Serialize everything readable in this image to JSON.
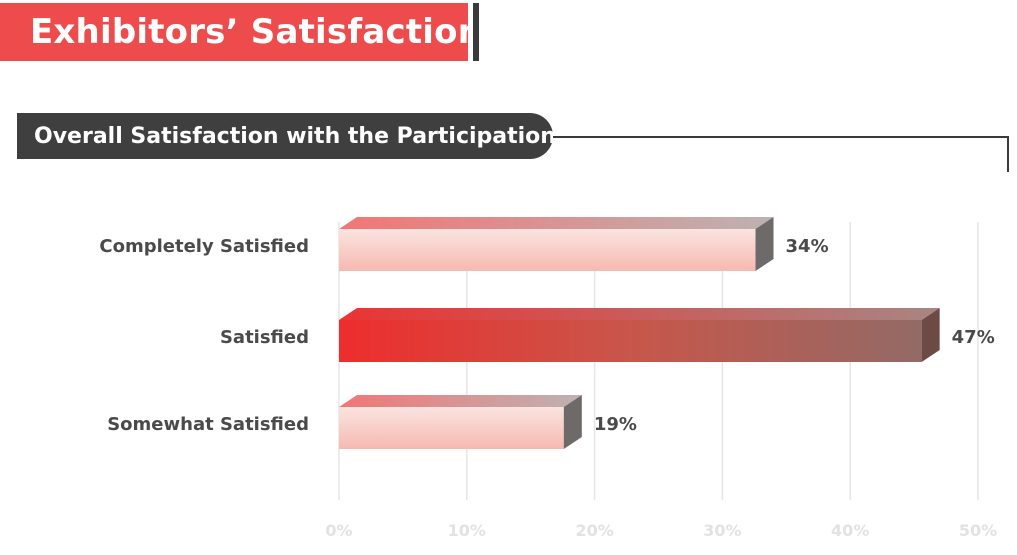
{
  "header": {
    "title": "Exhibitors’ Satisfaction",
    "subtitle": "Overall Satisfaction with the Participation"
  },
  "colors": {
    "title_red": "#ee4c4c",
    "dark": "#3f3f3f",
    "bar_light_start": "#f07a7a",
    "bar_light_end": "#c9b8b8",
    "bar_strong_start": "#e83030",
    "bar_strong_end": "#9a6e6a"
  },
  "chart_data": {
    "type": "bar",
    "orientation": "horizontal",
    "categories": [
      "Completely Satisfied",
      "Satisfied",
      "Somewhat Satisfied"
    ],
    "values": [
      34,
      47,
      19
    ],
    "value_labels": [
      "34%",
      "47%",
      "19%"
    ],
    "x_ticks": [
      "0%",
      "10%",
      "20%",
      "30%",
      "40%",
      "50%"
    ],
    "xlim": [
      0,
      50
    ],
    "grid": true,
    "legend": "none"
  }
}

----------------

Except for the pictures, copy the material above exactly.

Serialize everything readable in this image to JSON.
{
  "header": {
    "title": "Exhibitors’ Satisfaction",
    "subtitle": "Overall Satisfaction with the Participation"
  },
  "colors": {
    "title_red": "#ee4c4c",
    "dark": "#3f3f3f",
    "bar_light_start": "#f07a7a",
    "bar_light_end": "#c9b8b8",
    "bar_strong_start": "#e83030",
    "bar_strong_end": "#9a6e6a"
  },
  "chart_data": {
    "type": "bar",
    "orientation": "horizontal",
    "categories": [
      "Completely Satisfied",
      "Satisfied",
      "Somewhat Satisfied"
    ],
    "values": [
      34,
      47,
      19
    ],
    "value_labels": [
      "34%",
      "47%",
      "19%"
    ],
    "x_ticks": [
      "0%",
      "10%",
      "20%",
      "30%",
      "40%",
      "50%"
    ],
    "xlim": [
      0,
      50
    ],
    "grid": true,
    "legend": "none"
  }
}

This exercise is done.